* Problem statement *
Which lines hold the word "total"? Show each of them.
#### Data shown
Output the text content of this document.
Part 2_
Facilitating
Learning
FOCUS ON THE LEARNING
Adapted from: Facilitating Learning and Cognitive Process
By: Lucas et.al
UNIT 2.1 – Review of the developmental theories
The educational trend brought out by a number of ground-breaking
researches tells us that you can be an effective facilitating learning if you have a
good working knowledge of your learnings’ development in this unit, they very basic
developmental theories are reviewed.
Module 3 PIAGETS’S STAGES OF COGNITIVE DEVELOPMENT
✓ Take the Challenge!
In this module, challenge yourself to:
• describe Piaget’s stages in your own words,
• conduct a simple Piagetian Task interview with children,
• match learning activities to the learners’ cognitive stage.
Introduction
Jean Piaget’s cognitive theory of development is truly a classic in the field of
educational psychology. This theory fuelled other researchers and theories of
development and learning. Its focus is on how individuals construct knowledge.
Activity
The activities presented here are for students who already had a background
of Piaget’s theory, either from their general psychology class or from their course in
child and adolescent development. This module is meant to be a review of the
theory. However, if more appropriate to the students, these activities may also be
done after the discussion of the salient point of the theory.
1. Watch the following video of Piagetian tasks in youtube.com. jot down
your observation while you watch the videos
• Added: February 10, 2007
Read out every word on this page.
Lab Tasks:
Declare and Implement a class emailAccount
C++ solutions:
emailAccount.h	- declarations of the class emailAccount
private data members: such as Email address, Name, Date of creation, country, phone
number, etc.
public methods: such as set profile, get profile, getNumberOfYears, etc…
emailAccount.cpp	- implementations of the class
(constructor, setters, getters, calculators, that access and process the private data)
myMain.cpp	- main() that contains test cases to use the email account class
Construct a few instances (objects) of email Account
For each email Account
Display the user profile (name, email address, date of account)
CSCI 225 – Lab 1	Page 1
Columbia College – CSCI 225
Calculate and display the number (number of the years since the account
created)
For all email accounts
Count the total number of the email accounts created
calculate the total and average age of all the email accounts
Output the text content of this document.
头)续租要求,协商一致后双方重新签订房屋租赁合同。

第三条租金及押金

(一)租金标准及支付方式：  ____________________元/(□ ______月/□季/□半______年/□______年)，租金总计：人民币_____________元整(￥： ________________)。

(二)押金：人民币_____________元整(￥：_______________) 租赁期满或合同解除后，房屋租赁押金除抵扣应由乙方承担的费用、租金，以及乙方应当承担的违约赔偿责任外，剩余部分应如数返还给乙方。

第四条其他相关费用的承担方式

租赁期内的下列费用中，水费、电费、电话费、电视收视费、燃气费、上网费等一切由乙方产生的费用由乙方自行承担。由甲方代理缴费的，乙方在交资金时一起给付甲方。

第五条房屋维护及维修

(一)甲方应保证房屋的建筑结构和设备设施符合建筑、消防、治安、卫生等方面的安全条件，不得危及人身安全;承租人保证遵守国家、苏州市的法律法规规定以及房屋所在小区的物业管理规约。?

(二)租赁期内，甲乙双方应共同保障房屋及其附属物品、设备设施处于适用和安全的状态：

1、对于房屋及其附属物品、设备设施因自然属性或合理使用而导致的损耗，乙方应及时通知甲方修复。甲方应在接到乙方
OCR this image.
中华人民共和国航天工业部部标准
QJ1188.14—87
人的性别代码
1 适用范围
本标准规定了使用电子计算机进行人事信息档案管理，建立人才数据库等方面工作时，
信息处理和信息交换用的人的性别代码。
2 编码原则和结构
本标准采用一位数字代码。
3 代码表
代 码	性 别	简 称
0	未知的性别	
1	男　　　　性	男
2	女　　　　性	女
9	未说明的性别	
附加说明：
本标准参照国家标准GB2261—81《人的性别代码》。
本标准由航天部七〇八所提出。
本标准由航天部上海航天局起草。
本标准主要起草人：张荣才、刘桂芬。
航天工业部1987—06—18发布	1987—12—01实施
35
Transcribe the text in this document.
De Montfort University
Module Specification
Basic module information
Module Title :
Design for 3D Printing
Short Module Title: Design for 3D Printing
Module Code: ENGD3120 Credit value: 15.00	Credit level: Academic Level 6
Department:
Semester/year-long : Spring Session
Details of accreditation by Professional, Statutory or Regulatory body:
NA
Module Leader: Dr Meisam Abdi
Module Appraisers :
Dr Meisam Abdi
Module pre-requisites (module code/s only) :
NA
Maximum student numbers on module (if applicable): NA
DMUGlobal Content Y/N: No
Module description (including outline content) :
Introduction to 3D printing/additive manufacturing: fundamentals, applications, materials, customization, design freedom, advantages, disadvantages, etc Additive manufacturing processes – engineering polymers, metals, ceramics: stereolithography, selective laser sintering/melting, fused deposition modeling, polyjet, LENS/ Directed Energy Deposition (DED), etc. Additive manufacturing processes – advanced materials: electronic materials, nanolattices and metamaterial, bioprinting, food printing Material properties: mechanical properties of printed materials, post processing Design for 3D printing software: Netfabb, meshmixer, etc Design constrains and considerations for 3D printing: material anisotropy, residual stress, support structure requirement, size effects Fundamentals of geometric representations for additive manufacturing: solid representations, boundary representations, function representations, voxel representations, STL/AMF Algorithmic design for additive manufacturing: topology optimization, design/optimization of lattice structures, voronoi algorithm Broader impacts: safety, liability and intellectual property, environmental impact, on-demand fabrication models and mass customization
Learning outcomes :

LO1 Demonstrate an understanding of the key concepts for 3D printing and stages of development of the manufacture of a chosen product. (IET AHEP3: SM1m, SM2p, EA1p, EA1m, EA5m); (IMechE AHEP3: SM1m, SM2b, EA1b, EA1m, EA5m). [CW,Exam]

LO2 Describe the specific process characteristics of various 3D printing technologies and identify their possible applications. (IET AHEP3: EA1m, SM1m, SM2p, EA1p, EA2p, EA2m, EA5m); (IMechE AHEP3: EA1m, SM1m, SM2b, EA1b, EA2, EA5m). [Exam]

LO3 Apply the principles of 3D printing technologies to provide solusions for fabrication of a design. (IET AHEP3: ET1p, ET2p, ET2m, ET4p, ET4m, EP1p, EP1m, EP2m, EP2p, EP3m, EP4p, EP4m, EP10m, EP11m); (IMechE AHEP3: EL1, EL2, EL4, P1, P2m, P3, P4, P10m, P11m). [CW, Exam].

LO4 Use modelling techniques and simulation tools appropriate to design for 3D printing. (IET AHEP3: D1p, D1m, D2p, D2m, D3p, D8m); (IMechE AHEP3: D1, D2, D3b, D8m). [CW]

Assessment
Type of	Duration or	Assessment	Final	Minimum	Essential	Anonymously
########
* Worked answer *
Count the total number of the email accounts created
calculate the total and average age of all the email accounts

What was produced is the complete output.